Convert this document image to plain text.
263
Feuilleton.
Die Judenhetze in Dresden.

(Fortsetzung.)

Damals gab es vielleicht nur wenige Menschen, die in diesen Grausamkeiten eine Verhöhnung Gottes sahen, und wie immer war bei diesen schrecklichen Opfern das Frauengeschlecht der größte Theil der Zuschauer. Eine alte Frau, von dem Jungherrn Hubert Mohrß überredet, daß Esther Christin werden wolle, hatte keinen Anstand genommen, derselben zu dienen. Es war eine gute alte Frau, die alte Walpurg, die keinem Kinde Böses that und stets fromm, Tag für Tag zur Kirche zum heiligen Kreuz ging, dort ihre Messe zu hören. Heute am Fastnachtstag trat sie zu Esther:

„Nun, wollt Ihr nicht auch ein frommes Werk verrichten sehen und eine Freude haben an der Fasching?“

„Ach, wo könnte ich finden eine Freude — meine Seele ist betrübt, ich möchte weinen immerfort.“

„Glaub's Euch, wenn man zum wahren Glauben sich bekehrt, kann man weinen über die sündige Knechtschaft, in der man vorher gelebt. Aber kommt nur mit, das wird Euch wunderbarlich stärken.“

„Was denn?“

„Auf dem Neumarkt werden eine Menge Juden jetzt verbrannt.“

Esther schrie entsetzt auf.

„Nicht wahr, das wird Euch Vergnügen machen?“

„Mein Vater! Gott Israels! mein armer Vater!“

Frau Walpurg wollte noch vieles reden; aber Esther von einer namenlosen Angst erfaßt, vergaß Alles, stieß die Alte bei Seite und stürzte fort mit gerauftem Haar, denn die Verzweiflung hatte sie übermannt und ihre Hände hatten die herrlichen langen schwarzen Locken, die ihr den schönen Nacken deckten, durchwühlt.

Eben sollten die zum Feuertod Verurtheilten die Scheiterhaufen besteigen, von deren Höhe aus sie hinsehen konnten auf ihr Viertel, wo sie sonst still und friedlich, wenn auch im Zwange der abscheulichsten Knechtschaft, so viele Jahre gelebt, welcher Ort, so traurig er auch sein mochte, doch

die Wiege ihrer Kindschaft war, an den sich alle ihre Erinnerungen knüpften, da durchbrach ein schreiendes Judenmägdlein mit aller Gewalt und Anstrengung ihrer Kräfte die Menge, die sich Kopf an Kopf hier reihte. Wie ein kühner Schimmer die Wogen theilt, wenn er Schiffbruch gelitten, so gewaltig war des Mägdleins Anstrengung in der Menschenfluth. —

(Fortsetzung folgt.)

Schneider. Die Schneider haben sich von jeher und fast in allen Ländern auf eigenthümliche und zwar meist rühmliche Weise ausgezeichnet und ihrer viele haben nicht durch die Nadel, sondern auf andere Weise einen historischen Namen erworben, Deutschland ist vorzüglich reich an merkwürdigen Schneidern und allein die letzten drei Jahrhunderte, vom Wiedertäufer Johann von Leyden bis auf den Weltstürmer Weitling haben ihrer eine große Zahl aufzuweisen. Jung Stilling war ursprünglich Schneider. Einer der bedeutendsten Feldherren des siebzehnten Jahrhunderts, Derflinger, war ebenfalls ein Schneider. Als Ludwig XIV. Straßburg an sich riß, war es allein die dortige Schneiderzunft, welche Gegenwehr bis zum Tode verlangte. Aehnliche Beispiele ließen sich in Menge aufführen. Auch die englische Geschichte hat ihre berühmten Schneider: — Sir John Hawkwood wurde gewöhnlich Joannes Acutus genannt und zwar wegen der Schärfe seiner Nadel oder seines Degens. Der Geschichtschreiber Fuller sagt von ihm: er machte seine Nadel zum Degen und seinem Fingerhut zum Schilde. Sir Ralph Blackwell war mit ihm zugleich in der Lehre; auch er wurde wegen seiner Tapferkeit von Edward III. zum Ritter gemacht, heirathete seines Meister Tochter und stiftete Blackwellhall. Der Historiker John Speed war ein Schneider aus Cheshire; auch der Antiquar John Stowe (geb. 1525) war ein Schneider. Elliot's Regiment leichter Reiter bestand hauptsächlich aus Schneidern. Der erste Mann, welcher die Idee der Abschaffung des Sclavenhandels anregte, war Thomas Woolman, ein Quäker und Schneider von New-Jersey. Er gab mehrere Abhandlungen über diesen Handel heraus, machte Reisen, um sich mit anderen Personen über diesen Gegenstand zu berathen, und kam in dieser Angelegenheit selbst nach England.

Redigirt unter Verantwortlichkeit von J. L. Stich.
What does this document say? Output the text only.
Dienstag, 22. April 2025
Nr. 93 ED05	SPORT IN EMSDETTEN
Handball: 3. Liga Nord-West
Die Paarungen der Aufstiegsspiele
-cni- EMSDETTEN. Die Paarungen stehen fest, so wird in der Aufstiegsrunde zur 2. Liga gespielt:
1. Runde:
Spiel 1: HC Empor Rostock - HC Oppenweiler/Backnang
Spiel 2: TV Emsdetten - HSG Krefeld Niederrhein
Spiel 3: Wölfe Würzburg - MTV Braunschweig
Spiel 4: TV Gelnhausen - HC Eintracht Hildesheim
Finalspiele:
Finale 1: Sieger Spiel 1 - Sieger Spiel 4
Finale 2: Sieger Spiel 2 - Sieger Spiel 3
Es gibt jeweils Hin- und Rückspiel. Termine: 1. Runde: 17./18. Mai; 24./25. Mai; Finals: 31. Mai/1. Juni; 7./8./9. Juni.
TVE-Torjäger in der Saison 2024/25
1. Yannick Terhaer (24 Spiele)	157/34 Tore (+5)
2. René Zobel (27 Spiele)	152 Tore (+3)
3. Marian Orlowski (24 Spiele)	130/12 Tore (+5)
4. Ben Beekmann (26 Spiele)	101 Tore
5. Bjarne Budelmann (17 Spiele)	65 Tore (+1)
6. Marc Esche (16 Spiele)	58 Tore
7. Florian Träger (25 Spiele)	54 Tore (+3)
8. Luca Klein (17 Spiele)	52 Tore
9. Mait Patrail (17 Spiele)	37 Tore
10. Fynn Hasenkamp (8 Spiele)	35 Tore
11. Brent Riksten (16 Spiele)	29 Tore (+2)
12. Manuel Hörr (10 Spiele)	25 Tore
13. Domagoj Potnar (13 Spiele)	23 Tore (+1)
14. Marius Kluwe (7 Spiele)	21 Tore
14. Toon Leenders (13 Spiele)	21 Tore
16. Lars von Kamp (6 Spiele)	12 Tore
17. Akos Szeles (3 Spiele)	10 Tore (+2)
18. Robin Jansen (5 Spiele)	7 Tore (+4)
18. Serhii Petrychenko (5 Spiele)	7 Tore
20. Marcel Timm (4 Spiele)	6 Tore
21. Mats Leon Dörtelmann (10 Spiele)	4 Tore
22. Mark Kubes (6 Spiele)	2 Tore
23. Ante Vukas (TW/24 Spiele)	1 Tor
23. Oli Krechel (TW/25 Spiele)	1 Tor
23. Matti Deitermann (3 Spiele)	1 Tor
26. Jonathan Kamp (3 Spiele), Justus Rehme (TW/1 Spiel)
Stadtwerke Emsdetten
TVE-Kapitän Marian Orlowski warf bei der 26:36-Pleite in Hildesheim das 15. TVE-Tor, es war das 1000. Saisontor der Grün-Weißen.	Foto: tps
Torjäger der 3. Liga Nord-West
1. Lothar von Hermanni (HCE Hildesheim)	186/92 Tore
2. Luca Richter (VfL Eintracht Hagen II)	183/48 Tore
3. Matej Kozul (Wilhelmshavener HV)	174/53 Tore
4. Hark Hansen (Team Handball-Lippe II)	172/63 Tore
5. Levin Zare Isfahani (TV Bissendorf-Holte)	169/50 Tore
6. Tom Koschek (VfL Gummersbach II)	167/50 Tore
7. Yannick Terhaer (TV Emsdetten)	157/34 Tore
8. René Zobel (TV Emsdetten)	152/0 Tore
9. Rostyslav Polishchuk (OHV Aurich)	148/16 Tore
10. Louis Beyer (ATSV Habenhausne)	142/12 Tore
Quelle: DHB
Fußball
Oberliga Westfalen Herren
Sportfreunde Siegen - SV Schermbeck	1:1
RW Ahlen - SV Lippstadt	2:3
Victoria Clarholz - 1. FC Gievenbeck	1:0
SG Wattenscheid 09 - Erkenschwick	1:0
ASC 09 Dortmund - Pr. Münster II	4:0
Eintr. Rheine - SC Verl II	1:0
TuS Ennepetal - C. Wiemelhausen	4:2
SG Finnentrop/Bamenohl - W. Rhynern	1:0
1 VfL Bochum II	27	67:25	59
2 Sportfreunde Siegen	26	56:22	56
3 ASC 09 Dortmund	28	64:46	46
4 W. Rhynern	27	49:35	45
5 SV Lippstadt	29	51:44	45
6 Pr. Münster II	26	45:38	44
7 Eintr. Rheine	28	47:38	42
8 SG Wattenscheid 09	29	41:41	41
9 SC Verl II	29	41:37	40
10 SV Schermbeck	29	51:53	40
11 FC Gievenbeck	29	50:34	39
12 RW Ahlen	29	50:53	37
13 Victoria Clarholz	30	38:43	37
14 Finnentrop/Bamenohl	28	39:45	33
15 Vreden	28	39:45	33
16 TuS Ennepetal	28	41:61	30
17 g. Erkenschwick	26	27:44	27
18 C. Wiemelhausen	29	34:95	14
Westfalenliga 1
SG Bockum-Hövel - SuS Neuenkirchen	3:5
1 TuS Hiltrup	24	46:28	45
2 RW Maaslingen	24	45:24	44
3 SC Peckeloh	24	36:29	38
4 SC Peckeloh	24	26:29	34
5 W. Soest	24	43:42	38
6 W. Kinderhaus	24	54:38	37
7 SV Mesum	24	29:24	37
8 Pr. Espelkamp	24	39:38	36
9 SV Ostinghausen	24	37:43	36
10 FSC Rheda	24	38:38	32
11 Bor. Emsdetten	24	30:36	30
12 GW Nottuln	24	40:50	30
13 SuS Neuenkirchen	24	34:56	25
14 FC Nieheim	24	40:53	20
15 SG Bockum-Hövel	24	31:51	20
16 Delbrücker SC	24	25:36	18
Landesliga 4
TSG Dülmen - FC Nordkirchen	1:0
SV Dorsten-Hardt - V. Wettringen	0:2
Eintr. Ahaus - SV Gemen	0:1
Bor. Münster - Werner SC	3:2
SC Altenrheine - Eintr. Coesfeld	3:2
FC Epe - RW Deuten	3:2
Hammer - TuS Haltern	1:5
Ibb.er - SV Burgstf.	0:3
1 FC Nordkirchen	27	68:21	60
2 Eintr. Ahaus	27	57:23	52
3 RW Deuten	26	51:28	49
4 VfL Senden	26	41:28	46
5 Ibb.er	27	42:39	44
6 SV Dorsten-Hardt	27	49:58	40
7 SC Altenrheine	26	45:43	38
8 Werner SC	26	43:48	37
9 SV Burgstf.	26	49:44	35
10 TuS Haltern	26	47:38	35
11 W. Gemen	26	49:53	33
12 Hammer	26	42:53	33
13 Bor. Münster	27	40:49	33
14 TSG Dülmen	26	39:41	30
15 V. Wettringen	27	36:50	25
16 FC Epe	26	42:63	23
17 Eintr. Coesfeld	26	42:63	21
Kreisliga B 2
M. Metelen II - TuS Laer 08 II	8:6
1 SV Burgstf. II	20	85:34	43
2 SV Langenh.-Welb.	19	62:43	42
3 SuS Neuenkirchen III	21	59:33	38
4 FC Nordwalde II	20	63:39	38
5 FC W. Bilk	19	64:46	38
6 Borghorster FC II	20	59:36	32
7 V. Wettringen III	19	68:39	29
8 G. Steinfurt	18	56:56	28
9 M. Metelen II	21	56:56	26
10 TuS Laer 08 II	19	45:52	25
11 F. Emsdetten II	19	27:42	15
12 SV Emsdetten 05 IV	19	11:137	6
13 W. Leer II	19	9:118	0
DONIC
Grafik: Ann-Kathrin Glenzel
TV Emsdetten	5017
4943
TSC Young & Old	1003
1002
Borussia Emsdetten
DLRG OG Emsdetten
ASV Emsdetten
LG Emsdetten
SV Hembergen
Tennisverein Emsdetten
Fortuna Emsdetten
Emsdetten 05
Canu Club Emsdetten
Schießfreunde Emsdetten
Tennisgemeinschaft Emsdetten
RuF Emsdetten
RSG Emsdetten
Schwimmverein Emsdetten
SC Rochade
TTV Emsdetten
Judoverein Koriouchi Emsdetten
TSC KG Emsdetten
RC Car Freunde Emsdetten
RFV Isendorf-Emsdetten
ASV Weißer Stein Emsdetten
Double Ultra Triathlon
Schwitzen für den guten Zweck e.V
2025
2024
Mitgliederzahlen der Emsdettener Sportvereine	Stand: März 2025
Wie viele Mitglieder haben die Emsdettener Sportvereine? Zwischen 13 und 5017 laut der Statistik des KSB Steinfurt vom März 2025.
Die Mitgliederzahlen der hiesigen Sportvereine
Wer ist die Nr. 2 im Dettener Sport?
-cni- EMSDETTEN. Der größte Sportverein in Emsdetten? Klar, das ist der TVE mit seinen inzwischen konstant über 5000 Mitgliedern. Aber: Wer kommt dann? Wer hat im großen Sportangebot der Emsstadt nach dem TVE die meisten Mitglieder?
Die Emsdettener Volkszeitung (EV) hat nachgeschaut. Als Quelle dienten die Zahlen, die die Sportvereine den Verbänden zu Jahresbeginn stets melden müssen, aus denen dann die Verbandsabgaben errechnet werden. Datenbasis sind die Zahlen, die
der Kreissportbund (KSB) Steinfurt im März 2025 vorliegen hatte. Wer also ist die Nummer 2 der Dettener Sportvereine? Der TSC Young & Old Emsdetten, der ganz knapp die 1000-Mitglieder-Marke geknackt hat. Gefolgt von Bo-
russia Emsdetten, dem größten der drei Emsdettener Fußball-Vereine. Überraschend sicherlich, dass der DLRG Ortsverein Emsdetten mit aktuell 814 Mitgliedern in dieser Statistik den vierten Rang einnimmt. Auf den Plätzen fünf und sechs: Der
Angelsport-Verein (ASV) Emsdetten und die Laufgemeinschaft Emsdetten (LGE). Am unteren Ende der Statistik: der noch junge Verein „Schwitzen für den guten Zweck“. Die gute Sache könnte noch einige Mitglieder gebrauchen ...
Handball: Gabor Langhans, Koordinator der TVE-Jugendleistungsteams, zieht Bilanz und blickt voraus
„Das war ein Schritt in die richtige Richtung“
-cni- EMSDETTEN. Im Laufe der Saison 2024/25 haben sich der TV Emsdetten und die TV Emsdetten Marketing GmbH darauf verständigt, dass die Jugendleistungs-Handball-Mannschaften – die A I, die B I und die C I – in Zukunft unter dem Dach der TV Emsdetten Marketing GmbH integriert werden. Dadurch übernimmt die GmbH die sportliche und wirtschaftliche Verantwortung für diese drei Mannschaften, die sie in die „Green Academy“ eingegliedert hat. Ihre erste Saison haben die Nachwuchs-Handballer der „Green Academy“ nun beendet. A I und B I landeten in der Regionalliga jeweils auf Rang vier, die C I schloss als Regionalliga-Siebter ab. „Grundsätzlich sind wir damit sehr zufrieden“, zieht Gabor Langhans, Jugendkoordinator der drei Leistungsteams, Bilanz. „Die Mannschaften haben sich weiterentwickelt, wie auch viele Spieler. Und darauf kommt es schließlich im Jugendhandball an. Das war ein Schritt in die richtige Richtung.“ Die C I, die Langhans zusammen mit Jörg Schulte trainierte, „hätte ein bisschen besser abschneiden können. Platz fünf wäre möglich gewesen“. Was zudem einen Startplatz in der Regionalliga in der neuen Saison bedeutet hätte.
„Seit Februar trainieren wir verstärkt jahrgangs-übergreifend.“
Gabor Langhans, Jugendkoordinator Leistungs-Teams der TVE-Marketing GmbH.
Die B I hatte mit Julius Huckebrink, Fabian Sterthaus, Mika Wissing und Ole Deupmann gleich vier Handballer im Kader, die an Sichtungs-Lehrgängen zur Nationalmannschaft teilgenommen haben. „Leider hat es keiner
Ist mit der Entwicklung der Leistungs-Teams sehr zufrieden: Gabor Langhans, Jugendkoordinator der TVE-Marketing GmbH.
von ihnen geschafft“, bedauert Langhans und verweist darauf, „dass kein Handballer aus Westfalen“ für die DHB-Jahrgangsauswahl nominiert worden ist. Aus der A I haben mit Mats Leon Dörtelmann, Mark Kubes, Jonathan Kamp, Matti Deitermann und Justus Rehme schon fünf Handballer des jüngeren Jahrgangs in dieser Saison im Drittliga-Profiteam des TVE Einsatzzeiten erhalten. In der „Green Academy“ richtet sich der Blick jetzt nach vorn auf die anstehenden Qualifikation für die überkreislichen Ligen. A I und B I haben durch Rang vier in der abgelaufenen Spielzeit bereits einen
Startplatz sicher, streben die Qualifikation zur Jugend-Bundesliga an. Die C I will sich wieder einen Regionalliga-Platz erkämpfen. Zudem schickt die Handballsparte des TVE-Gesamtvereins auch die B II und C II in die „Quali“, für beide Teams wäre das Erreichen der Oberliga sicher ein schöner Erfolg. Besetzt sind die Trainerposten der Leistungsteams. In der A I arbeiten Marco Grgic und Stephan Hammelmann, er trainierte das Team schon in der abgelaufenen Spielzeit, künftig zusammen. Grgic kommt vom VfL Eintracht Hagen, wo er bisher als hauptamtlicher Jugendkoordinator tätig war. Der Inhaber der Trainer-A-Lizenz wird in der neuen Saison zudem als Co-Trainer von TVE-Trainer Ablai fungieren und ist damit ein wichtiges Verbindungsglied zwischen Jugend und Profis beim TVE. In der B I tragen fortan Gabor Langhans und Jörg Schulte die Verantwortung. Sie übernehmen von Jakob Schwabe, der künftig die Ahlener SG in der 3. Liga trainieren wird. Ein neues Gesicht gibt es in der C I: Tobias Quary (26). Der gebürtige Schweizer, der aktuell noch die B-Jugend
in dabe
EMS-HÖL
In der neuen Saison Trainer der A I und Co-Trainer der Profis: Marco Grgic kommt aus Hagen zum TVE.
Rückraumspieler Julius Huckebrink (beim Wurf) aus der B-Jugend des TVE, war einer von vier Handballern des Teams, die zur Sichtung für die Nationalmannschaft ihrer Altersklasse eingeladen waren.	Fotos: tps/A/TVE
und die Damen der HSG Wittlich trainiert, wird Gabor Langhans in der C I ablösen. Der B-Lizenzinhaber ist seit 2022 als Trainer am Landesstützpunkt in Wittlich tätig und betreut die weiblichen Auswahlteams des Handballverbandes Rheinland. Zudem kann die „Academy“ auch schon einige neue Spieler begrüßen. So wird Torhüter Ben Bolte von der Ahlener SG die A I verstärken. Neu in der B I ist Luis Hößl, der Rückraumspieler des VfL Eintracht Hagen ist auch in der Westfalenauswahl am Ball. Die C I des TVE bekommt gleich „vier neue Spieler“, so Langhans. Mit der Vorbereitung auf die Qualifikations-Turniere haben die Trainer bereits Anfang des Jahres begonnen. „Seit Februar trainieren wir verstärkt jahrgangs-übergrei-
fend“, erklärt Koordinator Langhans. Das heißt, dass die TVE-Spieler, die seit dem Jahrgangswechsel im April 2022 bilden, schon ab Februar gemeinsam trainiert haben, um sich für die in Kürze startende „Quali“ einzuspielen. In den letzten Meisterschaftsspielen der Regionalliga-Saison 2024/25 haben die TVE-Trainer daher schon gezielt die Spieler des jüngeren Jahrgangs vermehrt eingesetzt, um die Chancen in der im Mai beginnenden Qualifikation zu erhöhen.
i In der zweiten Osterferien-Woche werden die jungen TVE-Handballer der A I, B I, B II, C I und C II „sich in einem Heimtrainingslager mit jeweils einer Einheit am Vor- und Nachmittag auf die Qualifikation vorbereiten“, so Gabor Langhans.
______
## What needs to be done
In the material above, which lines contain "Bockum"? Copy each of them.

## Worked solution
SG Bockum-Hövel - SuS Neuenkirchen	3:5
15 SG Bockum-Hövel	24	31:51	20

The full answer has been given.